>> Start

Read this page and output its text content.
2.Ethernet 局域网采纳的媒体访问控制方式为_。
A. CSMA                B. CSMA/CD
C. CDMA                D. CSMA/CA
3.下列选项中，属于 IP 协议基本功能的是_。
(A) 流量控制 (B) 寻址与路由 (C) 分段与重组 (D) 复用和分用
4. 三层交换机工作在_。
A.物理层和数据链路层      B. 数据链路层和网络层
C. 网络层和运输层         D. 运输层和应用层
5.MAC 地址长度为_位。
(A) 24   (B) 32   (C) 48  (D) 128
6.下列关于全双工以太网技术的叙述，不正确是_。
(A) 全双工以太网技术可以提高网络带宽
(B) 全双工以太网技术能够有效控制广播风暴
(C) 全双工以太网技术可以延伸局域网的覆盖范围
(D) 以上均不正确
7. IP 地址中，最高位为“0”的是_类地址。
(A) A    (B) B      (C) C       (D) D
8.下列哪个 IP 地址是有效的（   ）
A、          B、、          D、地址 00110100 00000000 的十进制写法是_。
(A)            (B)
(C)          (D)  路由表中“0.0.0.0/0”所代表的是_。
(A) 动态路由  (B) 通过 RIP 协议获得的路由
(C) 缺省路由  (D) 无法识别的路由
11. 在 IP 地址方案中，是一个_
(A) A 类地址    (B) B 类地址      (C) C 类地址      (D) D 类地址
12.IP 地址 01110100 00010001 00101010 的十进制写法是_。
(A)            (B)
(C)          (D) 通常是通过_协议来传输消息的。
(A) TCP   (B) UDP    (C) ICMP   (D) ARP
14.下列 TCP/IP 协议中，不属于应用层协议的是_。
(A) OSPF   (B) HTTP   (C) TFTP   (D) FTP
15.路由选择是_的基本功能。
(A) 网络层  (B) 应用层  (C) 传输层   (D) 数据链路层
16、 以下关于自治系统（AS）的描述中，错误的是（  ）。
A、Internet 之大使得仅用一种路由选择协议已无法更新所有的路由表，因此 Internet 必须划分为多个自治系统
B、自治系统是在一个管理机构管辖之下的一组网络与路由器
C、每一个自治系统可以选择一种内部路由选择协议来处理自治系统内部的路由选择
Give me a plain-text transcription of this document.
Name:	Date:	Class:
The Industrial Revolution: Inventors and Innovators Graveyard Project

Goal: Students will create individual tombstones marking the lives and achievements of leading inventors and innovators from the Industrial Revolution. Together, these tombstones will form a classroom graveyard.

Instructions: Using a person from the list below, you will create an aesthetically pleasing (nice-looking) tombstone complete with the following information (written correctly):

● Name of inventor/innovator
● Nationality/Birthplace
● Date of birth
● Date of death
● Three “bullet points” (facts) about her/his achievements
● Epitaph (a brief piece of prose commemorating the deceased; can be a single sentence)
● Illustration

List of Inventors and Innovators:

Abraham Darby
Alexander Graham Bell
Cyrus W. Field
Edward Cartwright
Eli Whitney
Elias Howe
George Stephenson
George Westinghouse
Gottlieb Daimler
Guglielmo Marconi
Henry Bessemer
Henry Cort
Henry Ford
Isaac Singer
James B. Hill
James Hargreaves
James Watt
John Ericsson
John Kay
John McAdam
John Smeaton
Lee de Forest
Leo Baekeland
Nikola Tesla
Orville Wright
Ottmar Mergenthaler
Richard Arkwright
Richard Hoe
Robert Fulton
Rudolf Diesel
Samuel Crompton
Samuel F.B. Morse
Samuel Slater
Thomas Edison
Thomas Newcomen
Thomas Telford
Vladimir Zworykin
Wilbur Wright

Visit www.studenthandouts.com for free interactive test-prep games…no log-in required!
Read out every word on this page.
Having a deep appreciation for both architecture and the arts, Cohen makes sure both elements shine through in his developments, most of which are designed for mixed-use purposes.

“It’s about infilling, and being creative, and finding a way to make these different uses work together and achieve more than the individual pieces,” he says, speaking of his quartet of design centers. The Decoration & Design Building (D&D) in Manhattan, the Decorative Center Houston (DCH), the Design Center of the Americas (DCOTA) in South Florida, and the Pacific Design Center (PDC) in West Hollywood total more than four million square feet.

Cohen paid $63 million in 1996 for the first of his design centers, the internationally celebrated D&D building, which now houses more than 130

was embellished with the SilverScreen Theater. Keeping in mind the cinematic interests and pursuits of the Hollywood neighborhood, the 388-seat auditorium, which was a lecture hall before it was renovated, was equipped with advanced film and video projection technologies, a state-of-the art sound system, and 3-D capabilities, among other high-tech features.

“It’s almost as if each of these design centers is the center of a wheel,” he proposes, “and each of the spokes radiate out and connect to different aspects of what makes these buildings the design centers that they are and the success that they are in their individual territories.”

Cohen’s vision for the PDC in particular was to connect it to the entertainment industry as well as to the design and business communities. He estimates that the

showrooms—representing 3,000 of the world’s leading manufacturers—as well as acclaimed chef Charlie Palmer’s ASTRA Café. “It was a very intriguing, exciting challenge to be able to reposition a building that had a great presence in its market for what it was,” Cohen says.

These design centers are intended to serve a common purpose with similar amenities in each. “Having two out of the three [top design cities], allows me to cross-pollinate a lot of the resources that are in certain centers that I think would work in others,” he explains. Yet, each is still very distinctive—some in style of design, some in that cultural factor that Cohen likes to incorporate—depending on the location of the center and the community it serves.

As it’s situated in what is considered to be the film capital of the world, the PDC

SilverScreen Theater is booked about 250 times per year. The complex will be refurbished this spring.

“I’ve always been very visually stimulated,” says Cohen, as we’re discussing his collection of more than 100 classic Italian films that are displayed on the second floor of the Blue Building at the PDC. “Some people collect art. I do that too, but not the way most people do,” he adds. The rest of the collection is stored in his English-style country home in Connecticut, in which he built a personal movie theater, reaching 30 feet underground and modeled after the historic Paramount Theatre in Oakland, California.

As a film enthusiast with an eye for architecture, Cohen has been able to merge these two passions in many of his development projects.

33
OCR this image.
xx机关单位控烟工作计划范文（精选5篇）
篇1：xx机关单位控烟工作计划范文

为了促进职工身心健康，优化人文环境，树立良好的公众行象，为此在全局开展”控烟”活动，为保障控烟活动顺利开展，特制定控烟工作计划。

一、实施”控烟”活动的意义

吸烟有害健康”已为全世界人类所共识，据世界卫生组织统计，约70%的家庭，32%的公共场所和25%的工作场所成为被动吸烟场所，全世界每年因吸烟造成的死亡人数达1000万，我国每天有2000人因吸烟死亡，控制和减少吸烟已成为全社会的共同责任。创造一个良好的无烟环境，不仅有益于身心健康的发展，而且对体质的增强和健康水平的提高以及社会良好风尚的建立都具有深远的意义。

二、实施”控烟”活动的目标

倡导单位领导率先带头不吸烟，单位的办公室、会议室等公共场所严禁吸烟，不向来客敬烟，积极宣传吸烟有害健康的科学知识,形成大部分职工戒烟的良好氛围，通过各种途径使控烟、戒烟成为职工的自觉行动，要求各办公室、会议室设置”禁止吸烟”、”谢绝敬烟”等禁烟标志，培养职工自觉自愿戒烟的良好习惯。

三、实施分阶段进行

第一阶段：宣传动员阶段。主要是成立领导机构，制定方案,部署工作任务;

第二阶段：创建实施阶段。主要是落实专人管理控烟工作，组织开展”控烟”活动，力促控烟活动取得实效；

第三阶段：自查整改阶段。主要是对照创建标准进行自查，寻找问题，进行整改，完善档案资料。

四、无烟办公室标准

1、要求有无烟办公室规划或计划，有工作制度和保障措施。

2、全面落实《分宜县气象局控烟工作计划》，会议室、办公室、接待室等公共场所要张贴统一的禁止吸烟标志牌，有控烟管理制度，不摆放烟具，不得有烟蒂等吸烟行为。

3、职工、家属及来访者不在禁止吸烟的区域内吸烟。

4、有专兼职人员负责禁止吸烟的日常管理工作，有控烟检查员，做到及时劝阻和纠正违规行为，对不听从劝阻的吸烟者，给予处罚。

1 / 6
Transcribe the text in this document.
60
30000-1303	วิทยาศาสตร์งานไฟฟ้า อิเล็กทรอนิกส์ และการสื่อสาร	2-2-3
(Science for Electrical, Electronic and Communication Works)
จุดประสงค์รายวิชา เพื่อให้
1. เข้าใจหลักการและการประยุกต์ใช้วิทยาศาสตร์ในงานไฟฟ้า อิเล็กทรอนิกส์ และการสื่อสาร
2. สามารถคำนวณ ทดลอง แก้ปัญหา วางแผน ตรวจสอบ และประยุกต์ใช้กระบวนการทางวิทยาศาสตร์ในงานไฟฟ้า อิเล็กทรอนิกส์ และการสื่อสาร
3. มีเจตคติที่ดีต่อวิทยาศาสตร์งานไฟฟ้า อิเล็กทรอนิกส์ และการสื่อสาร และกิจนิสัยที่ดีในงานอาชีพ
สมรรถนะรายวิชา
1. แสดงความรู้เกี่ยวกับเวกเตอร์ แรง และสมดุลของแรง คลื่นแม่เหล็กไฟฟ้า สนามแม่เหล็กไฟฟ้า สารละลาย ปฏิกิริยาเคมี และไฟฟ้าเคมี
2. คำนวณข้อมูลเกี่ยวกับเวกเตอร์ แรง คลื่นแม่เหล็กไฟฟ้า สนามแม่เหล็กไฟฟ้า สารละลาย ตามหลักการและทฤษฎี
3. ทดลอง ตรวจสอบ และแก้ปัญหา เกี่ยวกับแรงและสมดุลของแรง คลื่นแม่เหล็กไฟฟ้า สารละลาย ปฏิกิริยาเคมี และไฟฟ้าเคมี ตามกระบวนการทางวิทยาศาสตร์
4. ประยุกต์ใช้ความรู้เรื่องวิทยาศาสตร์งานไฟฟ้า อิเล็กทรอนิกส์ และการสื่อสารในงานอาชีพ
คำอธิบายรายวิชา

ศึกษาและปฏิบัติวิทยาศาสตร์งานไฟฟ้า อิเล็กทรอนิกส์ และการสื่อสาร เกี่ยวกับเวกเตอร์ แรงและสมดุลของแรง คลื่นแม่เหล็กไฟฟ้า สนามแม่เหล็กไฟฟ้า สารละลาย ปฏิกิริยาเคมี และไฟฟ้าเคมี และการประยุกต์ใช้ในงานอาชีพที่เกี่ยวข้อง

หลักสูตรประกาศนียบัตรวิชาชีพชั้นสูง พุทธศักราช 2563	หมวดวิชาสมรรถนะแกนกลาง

>> End

● Aim
Count the lines in which the string "page" appears, then report only that figure.

● Response
2